**Aim of the task**
Find the word "Last" in the data. Return every line where it appears.

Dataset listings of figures

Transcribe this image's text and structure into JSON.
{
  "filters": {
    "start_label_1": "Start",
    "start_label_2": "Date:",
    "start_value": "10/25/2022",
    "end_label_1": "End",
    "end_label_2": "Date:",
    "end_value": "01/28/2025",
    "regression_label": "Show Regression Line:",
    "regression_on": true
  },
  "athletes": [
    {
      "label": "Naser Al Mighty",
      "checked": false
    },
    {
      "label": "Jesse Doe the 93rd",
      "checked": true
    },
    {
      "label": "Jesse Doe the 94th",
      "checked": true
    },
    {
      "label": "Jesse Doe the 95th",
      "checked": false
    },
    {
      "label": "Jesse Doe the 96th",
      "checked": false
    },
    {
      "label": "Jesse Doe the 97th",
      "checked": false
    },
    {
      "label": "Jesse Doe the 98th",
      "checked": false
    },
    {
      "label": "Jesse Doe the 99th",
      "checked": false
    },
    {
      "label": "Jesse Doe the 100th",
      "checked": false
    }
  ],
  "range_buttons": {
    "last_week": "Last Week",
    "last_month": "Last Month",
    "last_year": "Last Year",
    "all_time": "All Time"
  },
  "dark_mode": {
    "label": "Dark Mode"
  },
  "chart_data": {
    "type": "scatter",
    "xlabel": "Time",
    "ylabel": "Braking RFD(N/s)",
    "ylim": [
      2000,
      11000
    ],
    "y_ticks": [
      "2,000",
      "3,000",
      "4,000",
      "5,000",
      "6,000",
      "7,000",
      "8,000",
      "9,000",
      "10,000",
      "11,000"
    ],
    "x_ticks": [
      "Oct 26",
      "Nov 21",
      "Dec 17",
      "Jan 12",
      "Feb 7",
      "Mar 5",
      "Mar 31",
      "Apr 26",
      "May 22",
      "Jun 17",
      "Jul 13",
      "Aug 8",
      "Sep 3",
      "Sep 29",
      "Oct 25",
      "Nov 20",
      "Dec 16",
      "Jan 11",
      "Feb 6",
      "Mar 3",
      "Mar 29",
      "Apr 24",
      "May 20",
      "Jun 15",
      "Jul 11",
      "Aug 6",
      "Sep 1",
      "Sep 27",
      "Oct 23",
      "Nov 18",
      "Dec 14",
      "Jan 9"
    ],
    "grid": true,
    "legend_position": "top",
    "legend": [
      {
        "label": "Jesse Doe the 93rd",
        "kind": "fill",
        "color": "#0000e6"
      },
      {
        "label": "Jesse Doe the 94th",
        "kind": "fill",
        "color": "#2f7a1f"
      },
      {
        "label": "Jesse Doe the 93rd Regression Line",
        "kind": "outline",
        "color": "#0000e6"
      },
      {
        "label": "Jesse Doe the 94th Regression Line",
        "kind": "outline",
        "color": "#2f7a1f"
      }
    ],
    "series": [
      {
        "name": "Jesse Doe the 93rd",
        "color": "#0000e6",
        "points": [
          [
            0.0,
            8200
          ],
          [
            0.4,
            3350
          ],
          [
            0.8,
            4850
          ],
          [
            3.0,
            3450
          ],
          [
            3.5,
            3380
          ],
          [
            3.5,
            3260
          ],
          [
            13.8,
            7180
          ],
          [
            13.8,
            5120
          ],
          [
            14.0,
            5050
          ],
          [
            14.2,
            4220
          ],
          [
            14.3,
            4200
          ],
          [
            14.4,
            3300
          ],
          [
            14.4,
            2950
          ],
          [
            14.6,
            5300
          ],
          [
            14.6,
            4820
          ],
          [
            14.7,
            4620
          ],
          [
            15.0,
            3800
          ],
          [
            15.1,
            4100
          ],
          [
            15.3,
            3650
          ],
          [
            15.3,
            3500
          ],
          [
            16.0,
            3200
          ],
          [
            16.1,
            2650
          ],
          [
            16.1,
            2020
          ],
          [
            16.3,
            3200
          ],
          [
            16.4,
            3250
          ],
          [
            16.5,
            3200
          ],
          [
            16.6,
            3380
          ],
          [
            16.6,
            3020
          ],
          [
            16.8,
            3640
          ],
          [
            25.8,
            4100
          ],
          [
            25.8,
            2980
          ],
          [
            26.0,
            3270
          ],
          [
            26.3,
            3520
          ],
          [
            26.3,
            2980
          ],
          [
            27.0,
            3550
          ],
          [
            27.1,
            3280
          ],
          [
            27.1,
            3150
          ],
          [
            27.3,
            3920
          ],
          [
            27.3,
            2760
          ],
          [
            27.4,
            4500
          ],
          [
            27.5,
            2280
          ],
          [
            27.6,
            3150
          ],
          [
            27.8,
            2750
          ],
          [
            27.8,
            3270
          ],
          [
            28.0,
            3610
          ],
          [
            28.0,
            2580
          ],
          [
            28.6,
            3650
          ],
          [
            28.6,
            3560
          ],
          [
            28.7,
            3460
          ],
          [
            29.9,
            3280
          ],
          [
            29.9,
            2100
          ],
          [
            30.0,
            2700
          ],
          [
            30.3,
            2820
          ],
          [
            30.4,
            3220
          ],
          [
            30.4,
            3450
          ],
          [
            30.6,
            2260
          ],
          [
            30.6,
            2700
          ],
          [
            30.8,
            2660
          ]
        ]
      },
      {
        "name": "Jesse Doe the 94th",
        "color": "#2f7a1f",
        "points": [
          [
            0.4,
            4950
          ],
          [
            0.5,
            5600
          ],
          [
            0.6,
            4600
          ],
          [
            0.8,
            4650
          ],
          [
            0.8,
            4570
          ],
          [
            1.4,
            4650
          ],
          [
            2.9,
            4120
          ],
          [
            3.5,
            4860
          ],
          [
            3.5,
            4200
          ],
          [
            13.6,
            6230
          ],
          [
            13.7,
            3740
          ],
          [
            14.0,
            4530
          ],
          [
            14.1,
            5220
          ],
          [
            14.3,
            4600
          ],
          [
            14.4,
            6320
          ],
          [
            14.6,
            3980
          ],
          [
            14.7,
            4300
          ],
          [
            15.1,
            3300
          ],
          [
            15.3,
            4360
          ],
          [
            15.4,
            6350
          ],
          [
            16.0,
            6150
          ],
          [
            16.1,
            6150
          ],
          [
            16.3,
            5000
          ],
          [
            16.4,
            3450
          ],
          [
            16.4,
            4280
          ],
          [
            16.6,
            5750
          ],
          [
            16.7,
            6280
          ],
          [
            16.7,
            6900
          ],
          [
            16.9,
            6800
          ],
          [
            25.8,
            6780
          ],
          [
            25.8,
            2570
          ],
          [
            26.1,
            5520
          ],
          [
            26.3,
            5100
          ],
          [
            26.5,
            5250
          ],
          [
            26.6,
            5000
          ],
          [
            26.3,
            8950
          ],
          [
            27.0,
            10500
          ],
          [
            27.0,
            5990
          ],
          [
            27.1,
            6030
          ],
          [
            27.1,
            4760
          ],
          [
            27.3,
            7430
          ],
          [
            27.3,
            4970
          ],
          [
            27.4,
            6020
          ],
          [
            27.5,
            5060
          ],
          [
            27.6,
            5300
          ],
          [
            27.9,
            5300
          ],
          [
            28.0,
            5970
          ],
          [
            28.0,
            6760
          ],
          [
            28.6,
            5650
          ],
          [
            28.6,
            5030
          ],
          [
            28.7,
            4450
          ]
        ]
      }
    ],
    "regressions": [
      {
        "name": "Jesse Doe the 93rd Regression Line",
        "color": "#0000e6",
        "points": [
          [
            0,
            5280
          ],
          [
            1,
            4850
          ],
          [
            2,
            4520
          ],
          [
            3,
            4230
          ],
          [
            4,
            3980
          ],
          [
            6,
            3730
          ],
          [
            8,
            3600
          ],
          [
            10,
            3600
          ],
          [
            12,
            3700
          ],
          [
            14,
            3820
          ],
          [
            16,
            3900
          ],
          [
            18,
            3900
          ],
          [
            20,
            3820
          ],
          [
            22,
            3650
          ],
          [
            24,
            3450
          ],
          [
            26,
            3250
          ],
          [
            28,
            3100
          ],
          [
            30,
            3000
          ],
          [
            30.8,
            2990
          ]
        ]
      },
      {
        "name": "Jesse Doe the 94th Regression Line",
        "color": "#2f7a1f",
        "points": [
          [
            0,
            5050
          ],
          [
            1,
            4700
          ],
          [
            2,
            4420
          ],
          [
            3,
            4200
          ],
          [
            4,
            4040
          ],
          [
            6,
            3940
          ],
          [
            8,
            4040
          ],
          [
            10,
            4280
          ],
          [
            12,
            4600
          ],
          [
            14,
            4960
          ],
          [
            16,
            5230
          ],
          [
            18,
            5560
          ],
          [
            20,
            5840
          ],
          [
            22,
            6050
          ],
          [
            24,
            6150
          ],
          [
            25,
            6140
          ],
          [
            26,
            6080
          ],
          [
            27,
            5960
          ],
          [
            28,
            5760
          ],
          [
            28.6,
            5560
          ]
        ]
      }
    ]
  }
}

**Exercise solution**
    "last_week": "Last Week",
    "last_month": "Last Month",
    "last_year": "Last Year",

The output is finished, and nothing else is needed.